• TO DO
Take the records underneath and set them down exactly.

◇ ◇ ◇ ◇ ◇

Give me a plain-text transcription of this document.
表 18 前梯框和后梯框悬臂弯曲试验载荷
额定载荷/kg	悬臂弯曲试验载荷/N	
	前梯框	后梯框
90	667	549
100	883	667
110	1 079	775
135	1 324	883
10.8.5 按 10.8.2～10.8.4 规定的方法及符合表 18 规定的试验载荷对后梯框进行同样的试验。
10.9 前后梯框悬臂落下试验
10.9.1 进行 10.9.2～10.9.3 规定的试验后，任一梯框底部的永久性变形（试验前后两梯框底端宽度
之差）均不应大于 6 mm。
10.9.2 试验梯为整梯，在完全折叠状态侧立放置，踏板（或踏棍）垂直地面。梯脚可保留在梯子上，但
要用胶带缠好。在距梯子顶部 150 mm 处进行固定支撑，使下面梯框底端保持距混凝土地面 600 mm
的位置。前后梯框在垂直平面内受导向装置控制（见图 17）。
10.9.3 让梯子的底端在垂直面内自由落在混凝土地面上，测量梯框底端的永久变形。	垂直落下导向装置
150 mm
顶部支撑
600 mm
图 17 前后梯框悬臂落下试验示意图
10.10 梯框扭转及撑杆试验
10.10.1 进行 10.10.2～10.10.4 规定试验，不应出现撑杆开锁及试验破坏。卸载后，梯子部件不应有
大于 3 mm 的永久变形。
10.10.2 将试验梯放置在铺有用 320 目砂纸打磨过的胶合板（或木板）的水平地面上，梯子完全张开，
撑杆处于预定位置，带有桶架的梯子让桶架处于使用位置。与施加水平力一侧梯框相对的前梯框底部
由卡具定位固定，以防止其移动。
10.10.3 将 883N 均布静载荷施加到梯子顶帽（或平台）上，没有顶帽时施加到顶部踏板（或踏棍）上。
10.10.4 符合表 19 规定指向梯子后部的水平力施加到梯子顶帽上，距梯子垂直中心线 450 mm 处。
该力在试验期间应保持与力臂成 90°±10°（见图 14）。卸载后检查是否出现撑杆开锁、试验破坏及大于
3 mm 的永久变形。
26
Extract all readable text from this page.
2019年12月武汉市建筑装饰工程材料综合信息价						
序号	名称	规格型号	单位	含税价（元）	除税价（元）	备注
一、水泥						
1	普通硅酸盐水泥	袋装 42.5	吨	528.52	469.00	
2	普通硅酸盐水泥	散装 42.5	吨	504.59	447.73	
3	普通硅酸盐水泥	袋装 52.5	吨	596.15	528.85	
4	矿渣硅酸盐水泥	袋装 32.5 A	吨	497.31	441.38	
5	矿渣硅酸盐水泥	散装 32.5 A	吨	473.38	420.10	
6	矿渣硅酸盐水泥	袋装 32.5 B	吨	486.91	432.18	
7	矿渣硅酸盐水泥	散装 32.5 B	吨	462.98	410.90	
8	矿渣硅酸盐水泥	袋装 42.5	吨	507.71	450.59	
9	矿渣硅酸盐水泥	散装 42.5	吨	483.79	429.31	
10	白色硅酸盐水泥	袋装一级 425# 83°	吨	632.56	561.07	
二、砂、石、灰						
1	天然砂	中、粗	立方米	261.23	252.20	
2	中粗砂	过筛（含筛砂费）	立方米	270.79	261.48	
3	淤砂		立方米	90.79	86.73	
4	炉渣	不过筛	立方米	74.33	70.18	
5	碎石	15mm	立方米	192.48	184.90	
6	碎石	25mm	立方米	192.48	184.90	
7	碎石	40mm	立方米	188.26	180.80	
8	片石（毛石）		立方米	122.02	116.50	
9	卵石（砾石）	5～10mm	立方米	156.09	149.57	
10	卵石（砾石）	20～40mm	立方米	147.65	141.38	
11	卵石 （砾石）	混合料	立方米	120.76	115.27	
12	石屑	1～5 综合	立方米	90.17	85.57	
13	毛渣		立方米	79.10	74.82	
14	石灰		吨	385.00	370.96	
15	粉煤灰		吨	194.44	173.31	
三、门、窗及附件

◇ ◇ ◇ ◇ ◇

• TASK ANSWER
Give me a plain-text transcription of this document.
表 18 前梯框和后梯框悬臂弯曲试验载荷
额定载荷/kg	悬臂弯曲试验载荷/N	
	前梯框	后梯框
90	667	549
100	883	667
110	1 079	775
135	1 324	883
10.8.5 按 10.8.2～10.8.4 规定的方法及符合表 18 规定的试验载荷对后梯框进行同样的试验。
10.9 前后梯框悬臂落下试验
10.9.1 进行 10.9.2～10.9.3 规定的试验后，任一梯框底部的永久性变形（试验前后两梯框底端宽度
之差）均不应大于 6 mm。
10.9.2 试验梯为整梯，在完全折叠状态侧立放置，踏板（或踏棍）垂直地面。梯脚可保留在梯子上，但
要用胶带缠好。在距梯子顶部 150 mm 处进行固定支撑，使下面梯框底端保持距混凝土地面 600 mm
的位置。前后梯框在垂直平面内受导向装置控制（见图 17）。
10.9.3 让梯子的底端在垂直面内自由落在混凝土地面上，测量梯框底端的永久变形。	垂直落下导向装置
150 mm
顶部支撑
600 mm
图 17 前后梯框悬臂落下试验示意图
10.10 梯框扭转及撑杆试验
10.10.1 进行 10.10.2～10.10.4 规定试验，不应出现撑杆开锁及试验破坏。卸载后，梯子部件不应有
大于 3 mm 的永久变形。
10.10.2 将试验梯放置在铺有用 320 目砂纸打磨过的胶合板（或木板）的水平地面上，梯子完全张开，
撑杆处于预定位置，带有桶架的梯子让桶架处于使用位置。与施加水平力一侧梯框相对的前梯框底部
由卡具定位固定，以防止其移动。
10.10.3 将 883N 均布静载荷施加到梯子顶帽（或平台）上，没有顶帽时施加到顶部踏板（或踏棍）上。
10.10.4 符合表 19 规定指向梯子后部的水平力施加到梯子顶帽上，距梯子垂直中心线 450 mm 处。
该力在试验期间应保持与力臂成 90°±10°（见图 14）。卸载后检查是否出现撑杆开锁、试验破坏及大于
3 mm 的永久变形。
26
Extract all readable text from this page.
2019年12月武汉市建筑装饰工程材料综合信息价						
序号	名称	规格型号	单位	含税价（元）	除税价（元）	备注
一、水泥						
1	普通硅酸盐水泥	袋装 42.5	吨	528.52	469.00	
2	普通硅酸盐水泥	散装 42.5	吨	504.59	447.73	
3	普通硅酸盐水泥	袋装 52.5	吨	596.15	528.85	
4	矿渣硅酸盐水泥	袋装 32.5 A	吨	497.31	441.38	
5	矿渣硅酸盐水泥	散装 32.5 A	吨	473.38	420.10	
6	矿渣硅酸盐水泥	袋装 32.5 B	吨	486.91	432.18	
7	矿渣硅酸盐水泥	散装 32.5 B	吨	462.98	410.90	
8	矿渣硅酸盐水泥	袋装 42.5	吨	507.71	450.59	
9	矿渣硅酸盐水泥	散装 42.5	吨	483.79	429.31	
10	白色硅酸盐水泥	袋装一级 425# 83°	吨	632.56	561.07	
二、砂、石、灰						
1	天然砂	中、粗	立方米	261.23	252.20	
2	中粗砂	过筛（含筛砂费）	立方米	270.79	261.48	
3	淤砂		立方米	90.79	86.73	
4	炉渣	不过筛	立方米	74.33	70.18	
5	碎石	15mm	立方米	192.48	184.90	
6	碎石	25mm	立方米	192.48	184.90	
7	碎石	40mm	立方米	188.26	180.80	
8	片石（毛石）		立方米	122.02	116.50	
9	卵石（砾石）	5～10mm	立方米	156.09	149.57	
10	卵石（砾石）	20～40mm	立方米	147.65	141.38	
11	卵石 （砾石）	混合料	立方米	120.76	115.27	
12	石屑	1～5 综合	立方米	90.17	85.57	
13	毛渣		立方米	79.10	74.82	
14	石灰		吨	385.00	370.96	
15	粉煤灰		吨	194.44	173.31	
三、门、窗及附件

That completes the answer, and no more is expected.